[begin Supplied material]

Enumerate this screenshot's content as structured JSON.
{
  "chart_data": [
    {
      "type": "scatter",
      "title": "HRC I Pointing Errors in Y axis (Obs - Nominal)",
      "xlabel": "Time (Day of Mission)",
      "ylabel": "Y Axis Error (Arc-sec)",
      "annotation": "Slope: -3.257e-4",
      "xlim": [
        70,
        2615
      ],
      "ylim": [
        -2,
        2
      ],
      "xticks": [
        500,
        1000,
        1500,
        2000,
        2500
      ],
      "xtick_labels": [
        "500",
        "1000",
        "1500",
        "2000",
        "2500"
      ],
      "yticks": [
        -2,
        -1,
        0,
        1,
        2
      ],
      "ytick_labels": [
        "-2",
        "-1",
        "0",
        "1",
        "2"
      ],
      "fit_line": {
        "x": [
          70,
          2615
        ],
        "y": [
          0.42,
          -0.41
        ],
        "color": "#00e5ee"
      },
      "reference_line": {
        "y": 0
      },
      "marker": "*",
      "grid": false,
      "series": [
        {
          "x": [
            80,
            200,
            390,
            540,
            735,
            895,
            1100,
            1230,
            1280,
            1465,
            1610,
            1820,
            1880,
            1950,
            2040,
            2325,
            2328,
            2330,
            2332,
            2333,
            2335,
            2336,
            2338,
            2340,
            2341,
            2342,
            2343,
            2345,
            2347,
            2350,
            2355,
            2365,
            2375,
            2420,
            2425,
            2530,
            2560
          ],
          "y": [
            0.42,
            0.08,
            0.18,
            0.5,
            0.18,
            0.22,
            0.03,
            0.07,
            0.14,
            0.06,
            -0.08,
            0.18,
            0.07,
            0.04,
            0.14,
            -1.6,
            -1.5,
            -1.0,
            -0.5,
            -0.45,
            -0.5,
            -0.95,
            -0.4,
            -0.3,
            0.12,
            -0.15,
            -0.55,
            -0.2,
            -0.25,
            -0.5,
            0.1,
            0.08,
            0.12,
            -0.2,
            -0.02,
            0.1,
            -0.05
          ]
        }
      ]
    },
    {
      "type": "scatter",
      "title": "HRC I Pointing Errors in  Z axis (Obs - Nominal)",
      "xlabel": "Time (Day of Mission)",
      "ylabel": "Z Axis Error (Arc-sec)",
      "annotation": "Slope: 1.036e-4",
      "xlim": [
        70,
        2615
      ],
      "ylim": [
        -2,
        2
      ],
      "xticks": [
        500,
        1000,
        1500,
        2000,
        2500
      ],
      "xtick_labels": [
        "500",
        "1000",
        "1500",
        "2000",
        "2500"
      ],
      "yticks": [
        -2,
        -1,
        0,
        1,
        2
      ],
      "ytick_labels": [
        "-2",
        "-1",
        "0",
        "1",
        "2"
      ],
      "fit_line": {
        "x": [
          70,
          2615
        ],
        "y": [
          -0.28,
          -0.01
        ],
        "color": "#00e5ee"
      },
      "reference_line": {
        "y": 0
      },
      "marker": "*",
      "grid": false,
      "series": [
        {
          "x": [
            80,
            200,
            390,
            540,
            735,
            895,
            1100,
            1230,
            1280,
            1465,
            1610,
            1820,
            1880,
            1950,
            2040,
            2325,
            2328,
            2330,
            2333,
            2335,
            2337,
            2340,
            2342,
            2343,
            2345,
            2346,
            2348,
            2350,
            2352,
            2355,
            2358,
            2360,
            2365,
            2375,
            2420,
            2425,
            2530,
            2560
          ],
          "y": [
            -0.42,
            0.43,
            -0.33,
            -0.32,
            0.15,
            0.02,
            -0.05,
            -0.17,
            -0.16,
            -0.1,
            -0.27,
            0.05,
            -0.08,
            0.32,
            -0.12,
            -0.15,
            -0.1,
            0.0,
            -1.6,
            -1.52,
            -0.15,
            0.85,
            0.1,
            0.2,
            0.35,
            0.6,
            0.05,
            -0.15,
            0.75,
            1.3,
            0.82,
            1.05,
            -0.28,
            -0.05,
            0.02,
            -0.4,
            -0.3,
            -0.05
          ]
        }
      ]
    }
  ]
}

[end Supplied material]

#### [Required work]
Using the exact wording, write out all of the records.

#### [The reply]
Enumerate this screenshot's content as structured JSON.
{
  "chart_data": [
    {
      "type": "scatter",
      "title": "HRC I Pointing Errors in Y axis (Obs - Nominal)",
      "xlabel": "Time (Day of Mission)",
      "ylabel": "Y Axis Error (Arc-sec)",
      "annotation": "Slope: -3.257e-4",
      "xlim": [
        70,
        2615
      ],
      "ylim": [
        -2,
        2
      ],
      "xticks": [
        500,
        1000,
        1500,
        2000,
        2500
      ],
      "xtick_labels": [
        "500",
        "1000",
        "1500",
        "2000",
        "2500"
      ],
      "yticks": [
        -2,
        -1,
        0,
        1,
        2
      ],
      "ytick_labels": [
        "-2",
        "-1",
        "0",
        "1",
        "2"
      ],
      "fit_line": {
        "x": [
          70,
          2615
        ],
        "y": [
          0.42,
          -0.41
        ],
        "color": "#00e5ee"
      },
      "reference_line": {
        "y": 0
      },
      "marker": "*",
      "grid": false,
      "series": [
        {
          "x": [
            80,
            200,
            390,
            540,
            735,
            895,
            1100,
            1230,
            1280,
            1465,
            1610,
            1820,
            1880,
            1950,
            2040,
            2325,
            2328,
            2330,
            2332,
            2333,
            2335,
            2336,
            2338,
            2340,
            2341,
            2342,
            2343,
            2345,
            2347,
            2350,
            2355,
            2365,
            2375,
            2420,
            2425,
            2530,
            2560
          ],
          "y": [
            0.42,
            0.08,
            0.18,
            0.5,
            0.18,
            0.22,
            0.03,
            0.07,
            0.14,
            0.06,
            -0.08,
            0.18,
            0.07,
            0.04,
            0.14,
            -1.6,
            -1.5,
            -1.0,
            -0.5,
            -0.45,
            -0.5,
            -0.95,
            -0.4,
            -0.3,
            0.12,
            -0.15,
            -0.55,
            -0.2,
            -0.25,
            -0.5,
            0.1,
            0.08,
            0.12,
            -0.2,
            -0.02,
            0.1,
            -0.05
          ]
        }
      ]
    },
    {
      "type": "scatter",
      "title": "HRC I Pointing Errors in  Z axis (Obs - Nominal)",
      "xlabel": "Time (Day of Mission)",
      "ylabel": "Z Axis Error (Arc-sec)",
      "annotation": "Slope: 1.036e-4",
      "xlim": [
        70,
        2615
      ],
      "ylim": [
        -2,
        2
      ],
      "xticks": [
        500,
        1000,
        1500,
        2000,
        2500
      ],
      "xtick_labels": [
        "500",
        "1000",
        "1500",
        "2000",
        "2500"
      ],
      "yticks": [
        -2,
        -1,
        0,
        1,
        2
      ],
      "ytick_labels": [
        "-2",
        "-1",
        "0",
        "1",
        "2"
      ],
      "fit_line": {
        "x": [
          70,
          2615
        ],
        "y": [
          -0.28,
          -0.01
        ],
        "color": "#00e5ee"
      },
      "reference_line": {
        "y": 0
      },
      "marker": "*",
      "grid": false,
      "series": [
        {
          "x": [
            80,
            200,
            390,
            540,
            735,
            895,
            1100,
            1230,
            1280,
            1465,
            1610,
            1820,
            1880,
            1950,
            2040,
            2325,
            2328,
            2330,
            2333,
            2335,
            2337,
            2340,
            2342,
            2343,
            2345,
            2346,
            2348,
            2350,
            2352,
            2355,
            2358,
            2360,
            2365,
            2375,
            2420,
            2425,
            2530,
            2560
          ],
          "y": [
            -0.42,
            0.43,
            -0.33,
            -0.32,
            0.15,
            0.02,
            -0.05,
            -0.17,
            -0.16,
            -0.1,
            -0.27,
            0.05,
            -0.08,
            0.32,
            -0.12,
            -0.15,
            -0.1,
            0.0,
            -1.6,
            -1.52,
            -0.15,
            0.85,
            0.1,
            0.2,
            0.35,
            0.6,
            0.05,
            -0.15,
            0.75,
            1.3,
            0.82,
            1.05,
            -0.28,
            -0.05,
            0.02,
            -0.4,
            -0.3,
            -0.05
          ]
        }
      ]
    }
  ]
}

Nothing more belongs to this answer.